> **Exercise instructions**
Turn the lines of the listing below into a numbered list, skipping blank lines and leaving out the pictures.

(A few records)
--- begin ---
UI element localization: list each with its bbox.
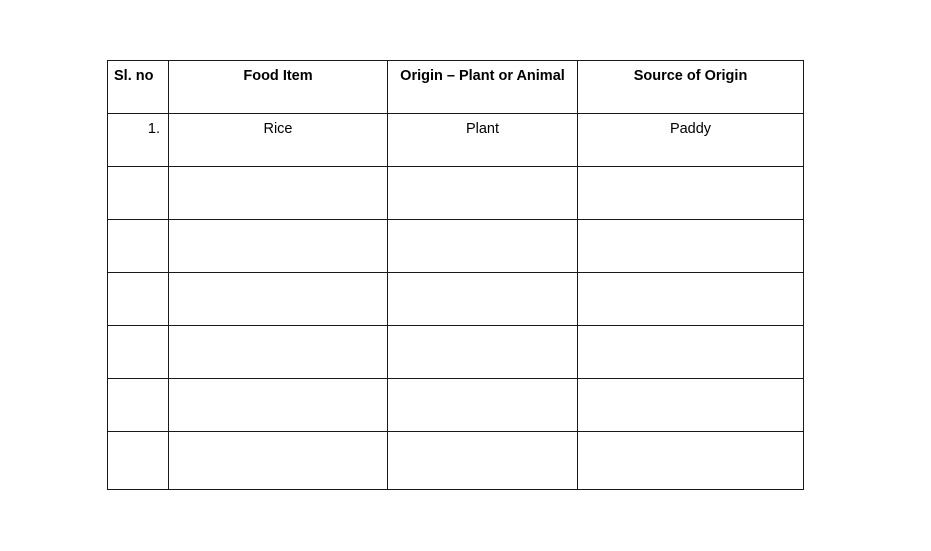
table-header: Sl. no Food Item Origin – Plant or Anima… [107, 60, 804, 114]
cell-source[interactable] [577, 378, 804, 432]
table-row [107, 166, 804, 220]
cell-source[interactable] [577, 219, 804, 273]
cell-origin[interactable]: Plant [387, 113, 578, 167]
cell-food[interactable] [168, 325, 388, 379]
column-header-source-of-origin: Source of Origin [577, 60, 804, 114]
table-row [107, 325, 804, 379]
cell-origin[interactable] [387, 325, 578, 379]
cell-sl-no[interactable] [107, 431, 169, 490]
column-header-food-item: Food Item [168, 60, 388, 114]
table-row [107, 431, 804, 490]
cell-origin[interactable] [387, 431, 578, 490]
cell-sl-no[interactable] [107, 219, 169, 273]
cell-food[interactable] [168, 378, 388, 432]
cell-source[interactable]: Paddy [577, 113, 804, 167]
cell-origin[interactable] [387, 378, 578, 432]
cell-food[interactable] [168, 219, 388, 273]
cell-sl-no[interactable] [107, 378, 169, 432]
food-origin-worksheet-table: Sl. no Food Item Origin – Plant or Anima… [107, 60, 804, 490]
table-row [107, 378, 804, 432]
cell-origin[interactable] [387, 166, 578, 220]
table-row [107, 219, 804, 273]
cell-food[interactable] [168, 431, 388, 490]
column-header-sl-no: Sl. no [107, 60, 169, 114]
cell-source[interactable] [577, 166, 804, 220]
table-row: 1. Rice Plant Paddy [107, 113, 804, 167]
cell-source[interactable] [577, 272, 804, 326]
cell-source[interactable] [577, 325, 804, 379]
cell-sl-no[interactable]: 1. [107, 113, 169, 167]
cell-sl-no[interactable] [107, 325, 169, 379]
cell-food[interactable]: Rice [168, 113, 388, 167]
table-row [107, 272, 804, 326]
cell-source[interactable] [577, 431, 804, 490]
cell-food[interactable] [168, 272, 388, 326]
cell-origin[interactable] [387, 219, 578, 273]
cell-sl-no[interactable] [107, 272, 169, 326]
table-header-row: Sl. no Food Item Origin – Plant or Anima… [107, 60, 804, 114]
table-body: 1. Rice Plant Paddy [107, 113, 804, 490]
column-header-origin: Origin – Plant or Animal [387, 60, 578, 114]
cell-food[interactable] [168, 166, 388, 220]
cell-sl-no[interactable] [107, 166, 169, 220]
cell-origin[interactable] [387, 272, 578, 326]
--- end ---
> **Complete output**
1. UI element localization: list each with its bbox.
2. table-header: Sl. no Food Item Origin – Plant or Anima… [107, 60, 804, 114]
3. cell-source[interactable] [577, 378, 804, 432]
4. table-row [107, 166, 804, 220]
5. cell-source[interactable] [577, 219, 804, 273]
6. cell-origin[interactable]: Plant [387, 113, 578, 167]
7. cell-food[interactable] [168, 325, 388, 379]
8. column-header-source-of-origin: Source of Origin [577, 60, 804, 114]
9. table-row [107, 325, 804, 379]
10. cell-origin[interactable] [387, 325, 578, 379]
11. cell-sl-no[interactable] [107, 431, 169, 490]
12. column-header-food-item: Food Item [168, 60, 388, 114]
13. table-row [107, 431, 804, 490]
14. cell-origin[interactable] [387, 431, 578, 490]
15. cell-sl-no[interactable] [107, 219, 169, 273]
16. cell-food[interactable] [168, 378, 388, 432]
17. cell-source[interactable]: Paddy [577, 113, 804, 167]
18. cell-origin[interactable] [387, 378, 578, 432]
19. cell-food[interactable] [168, 219, 388, 273]
20. cell-sl-no[interactable] [107, 378, 169, 432]
21. food-origin-worksheet-table: Sl. no Food Item Origin – Plant or Anima… [107, 60, 804, 490]
22. table-row [107, 378, 804, 432]
23. cell-origin[interactable] [387, 166, 578, 220]
24. table-row [107, 219, 804, 273]
25. cell-food[interactable] [168, 431, 388, 490]
26. column-header-sl-no: Sl. no [107, 60, 169, 114]
27. cell-source[interactable] [577, 166, 804, 220]
28. table-row: 1. Rice Plant Paddy [107, 113, 804, 167]
29. cell-source[interactable] [577, 272, 804, 326]
30. cell-source[interactable] [577, 325, 804, 379]
31. cell-sl-no[interactable]: 1. [107, 113, 169, 167]
32. cell-sl-no[interactable] [107, 325, 169, 379]
33. cell-food[interactable]: Rice [168, 113, 388, 167]
34. table-row [107, 272, 804, 326]
35. cell-source[interactable] [577, 431, 804, 490]
36. cell-food[interactable] [168, 272, 388, 326]
37. cell-origin[interactable] [387, 219, 578, 273]
38. cell-sl-no[interactable] [107, 272, 169, 326]
39. table-header-row: Sl. no Food Item Origin – Plant or Anima… [107, 60, 804, 114]
40. table-body: 1. Rice Plant Paddy [107, 113, 804, 490]
41. column-header-origin: Origin – Plant or Animal [387, 60, 578, 114]
42. cell-food[interactable] [168, 166, 388, 220]
43. cell-sl-no[interactable] [107, 166, 169, 220]
44. cell-origin[interactable] [387, 272, 578, 326]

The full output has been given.